• THE PROBLEM: In the data below, find every line that has the string "Store", and copy it.

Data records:
_____

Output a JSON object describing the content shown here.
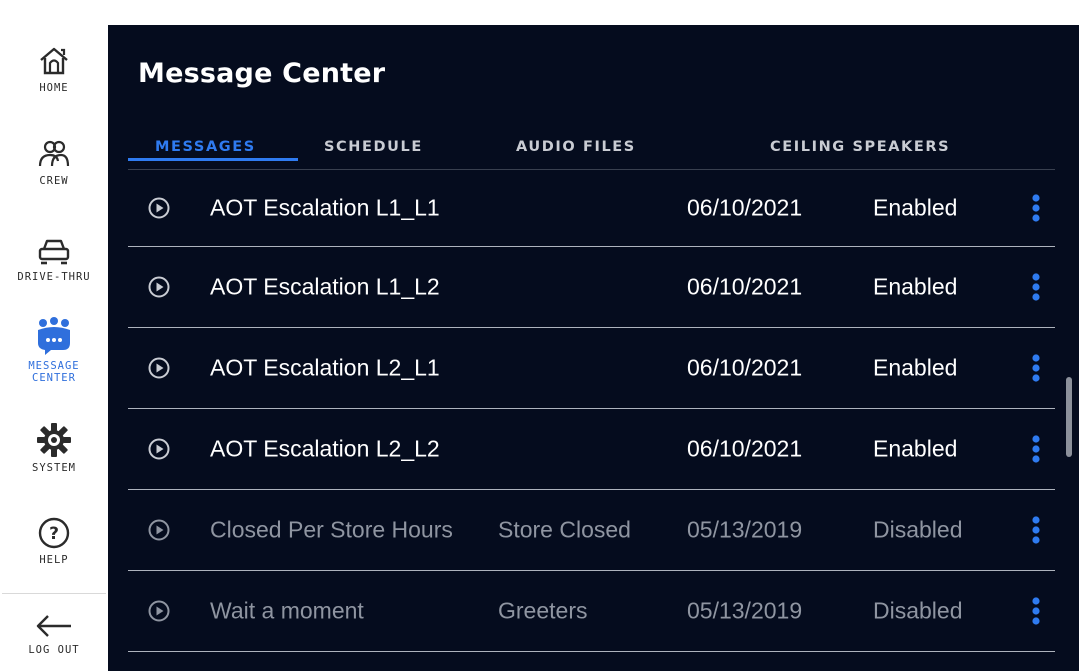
{
  "sidebar": {
    "items": [
      {
        "label": "HOME",
        "icon": "home-icon",
        "active": false
      },
      {
        "label": "CREW",
        "icon": "crew-icon",
        "active": false
      },
      {
        "label": "DRIVE-THRU",
        "icon": "car-icon",
        "active": false
      },
      {
        "label": "MESSAGE\nCENTER",
        "icon": "message-center-icon",
        "active": true
      },
      {
        "label": "SYSTEM",
        "icon": "gear-icon",
        "active": false
      },
      {
        "label": "HELP",
        "icon": "help-icon",
        "active": false
      }
    ],
    "logout": {
      "label": "LOG OUT",
      "icon": "arrow-left-icon"
    }
  },
  "page": {
    "title": "Message Center"
  },
  "tabs": [
    {
      "label": "MESSAGES",
      "active": true
    },
    {
      "label": "SCHEDULE",
      "active": false
    },
    {
      "label": "AUDIO FILES",
      "active": false
    },
    {
      "label": "CEILING SPEAKERS",
      "active": false
    }
  ],
  "messages": [
    {
      "name": "AOT Escalation L1_L1",
      "category": "",
      "date": "06/10/2021",
      "status": "Enabled"
    },
    {
      "name": "AOT Escalation L1_L2",
      "category": "",
      "date": "06/10/2021",
      "status": "Enabled"
    },
    {
      "name": "AOT Escalation L2_L1",
      "category": "",
      "date": "06/10/2021",
      "status": "Enabled"
    },
    {
      "name": "AOT Escalation L2_L2",
      "category": "",
      "date": "06/10/2021",
      "status": "Enabled"
    },
    {
      "name": "Closed Per Store Hours",
      "category": "Store Closed",
      "date": "05/13/2019",
      "status": "Disabled"
    },
    {
      "name": "Wait a moment",
      "category": "Greeters",
      "date": "05/13/2019",
      "status": "Disabled"
    }
  ],
  "colors": {
    "background": "#050c1e",
    "accent": "#2f7bf0",
    "enabled_text": "#ffffff",
    "disabled_text": "#8f95a1",
    "sidebar_icon": "#2b2b2b"
  }
}
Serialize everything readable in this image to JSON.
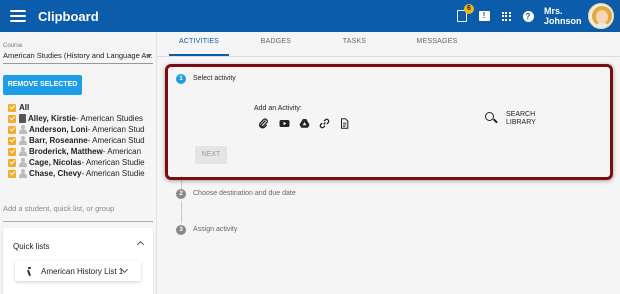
{
  "app": {
    "title": "Clipboard",
    "notification_count": "6",
    "user_name": "Mrs. Johnson"
  },
  "sidebar": {
    "course_label": "Course",
    "course_value": "American Studies (History and Language Ar...",
    "remove_selected": "REMOVE SELECTED",
    "students": [
      {
        "name": "All",
        "course": ""
      },
      {
        "name": "Alley, Kirstie",
        "course": " - American Studies"
      },
      {
        "name": "Anderson, Loni",
        "course": " - American Stud"
      },
      {
        "name": "Barr, Roseanne",
        "course": " - American Stud"
      },
      {
        "name": "Broderick, Matthew",
        "course": " - American"
      },
      {
        "name": "Cage, Nicolas",
        "course": " - American Studie"
      },
      {
        "name": "Chase, Chevy",
        "course": " - American Studie"
      }
    ],
    "add_student_placeholder": "Add a student, quick list, or group",
    "quick_lists_title": "Quick lists",
    "quick_list_item": "American History List 1"
  },
  "tabs": [
    "ACTIVITIES",
    "BADGES",
    "TASKS",
    "MESSAGES"
  ],
  "steps": [
    {
      "num": "1",
      "label": "Select activity"
    },
    {
      "num": "2",
      "label": "Choose destination and due date"
    },
    {
      "num": "3",
      "label": "Assign activity"
    }
  ],
  "activity": {
    "add_label": "Add an Activity:",
    "icons": [
      "paperclip-icon",
      "youtube-icon",
      "google-drive-icon",
      "link-icon",
      "document-icon"
    ],
    "search_library": "SEARCH LIBRARY",
    "next_label": "NEXT"
  },
  "colors": {
    "appbar": "#0b5cab",
    "accent": "#1e9ee6",
    "checkbox": "#f3ad2a",
    "highlight": "#7b0d12"
  }
}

_____

• SOLUTION FOR THIS PROBLEM:
      "name": "Closed Per Store Hours",
      "category": "Store Closed",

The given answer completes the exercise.